◆ STORED ROWS

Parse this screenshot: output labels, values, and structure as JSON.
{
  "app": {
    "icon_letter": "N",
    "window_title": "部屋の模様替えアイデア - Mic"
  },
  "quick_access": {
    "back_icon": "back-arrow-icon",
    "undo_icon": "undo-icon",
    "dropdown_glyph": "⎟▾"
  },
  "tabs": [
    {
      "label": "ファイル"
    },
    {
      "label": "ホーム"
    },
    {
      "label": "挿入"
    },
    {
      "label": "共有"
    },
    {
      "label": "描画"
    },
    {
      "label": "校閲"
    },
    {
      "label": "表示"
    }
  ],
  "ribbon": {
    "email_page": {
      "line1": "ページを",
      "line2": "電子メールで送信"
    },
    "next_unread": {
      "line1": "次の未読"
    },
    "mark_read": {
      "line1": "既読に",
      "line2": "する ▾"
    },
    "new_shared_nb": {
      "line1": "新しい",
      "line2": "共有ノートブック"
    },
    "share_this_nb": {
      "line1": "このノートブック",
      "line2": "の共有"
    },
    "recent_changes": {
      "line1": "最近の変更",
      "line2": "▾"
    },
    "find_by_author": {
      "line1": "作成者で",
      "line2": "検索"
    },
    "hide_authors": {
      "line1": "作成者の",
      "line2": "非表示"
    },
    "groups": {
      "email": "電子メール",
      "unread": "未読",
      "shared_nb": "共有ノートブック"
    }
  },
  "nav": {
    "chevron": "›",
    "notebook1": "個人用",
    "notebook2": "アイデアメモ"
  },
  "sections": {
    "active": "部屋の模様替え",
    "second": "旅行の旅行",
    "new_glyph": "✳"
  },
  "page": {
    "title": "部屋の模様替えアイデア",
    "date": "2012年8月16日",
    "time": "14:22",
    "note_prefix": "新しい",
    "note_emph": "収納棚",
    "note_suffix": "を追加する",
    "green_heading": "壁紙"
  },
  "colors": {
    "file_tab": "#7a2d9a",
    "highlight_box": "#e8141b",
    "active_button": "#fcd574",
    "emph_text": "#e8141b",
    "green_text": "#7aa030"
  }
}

◆ AIM OF THE TASK
Please give back all of the records exactly as written.

◆ SOLUTION TO THIS TASK
Parse this screenshot: output labels, values, and structure as JSON.
{
  "app": {
    "icon_letter": "N",
    "window_title": "部屋の模様替えアイデア - Mic"
  },
  "quick_access": {
    "back_icon": "back-arrow-icon",
    "undo_icon": "undo-icon",
    "dropdown_glyph": "⎟▾"
  },
  "tabs": [
    {
      "label": "ファイル"
    },
    {
      "label": "ホーム"
    },
    {
      "label": "挿入"
    },
    {
      "label": "共有"
    },
    {
      "label": "描画"
    },
    {
      "label": "校閲"
    },
    {
      "label": "表示"
    }
  ],
  "ribbon": {
    "email_page": {
      "line1": "ページを",
      "line2": "電子メールで送信"
    },
    "next_unread": {
      "line1": "次の未読"
    },
    "mark_read": {
      "line1": "既読に",
      "line2": "する ▾"
    },
    "new_shared_nb": {
      "line1": "新しい",
      "line2": "共有ノートブック"
    },
    "share_this_nb": {
      "line1": "このノートブック",
      "line2": "の共有"
    },
    "recent_changes": {
      "line1": "最近の変更",
      "line2": "▾"
    },
    "find_by_author": {
      "line1": "作成者で",
      "line2": "検索"
    },
    "hide_authors": {
      "line1": "作成者の",
      "line2": "非表示"
    },
    "groups": {
      "email": "電子メール",
      "unread": "未読",
      "shared_nb": "共有ノートブック"
    }
  },
  "nav": {
    "chevron": "›",
    "notebook1": "個人用",
    "notebook2": "アイデアメモ"
  },
  "sections": {
    "active": "部屋の模様替え",
    "second": "旅行の旅行",
    "new_glyph": "✳"
  },
  "page": {
    "title": "部屋の模様替えアイデア",
    "date": "2012年8月16日",
    "time": "14:22",
    "note_prefix": "新しい",
    "note_emph": "収納棚",
    "note_suffix": "を追加する",
    "green_heading": "壁紙"
  },
  "colors": {
    "file_tab": "#7a2d9a",
    "highlight_box": "#e8141b",
    "active_button": "#fcd574",
    "emph_text": "#e8141b",
    "green_text": "#7aa030"
  }
}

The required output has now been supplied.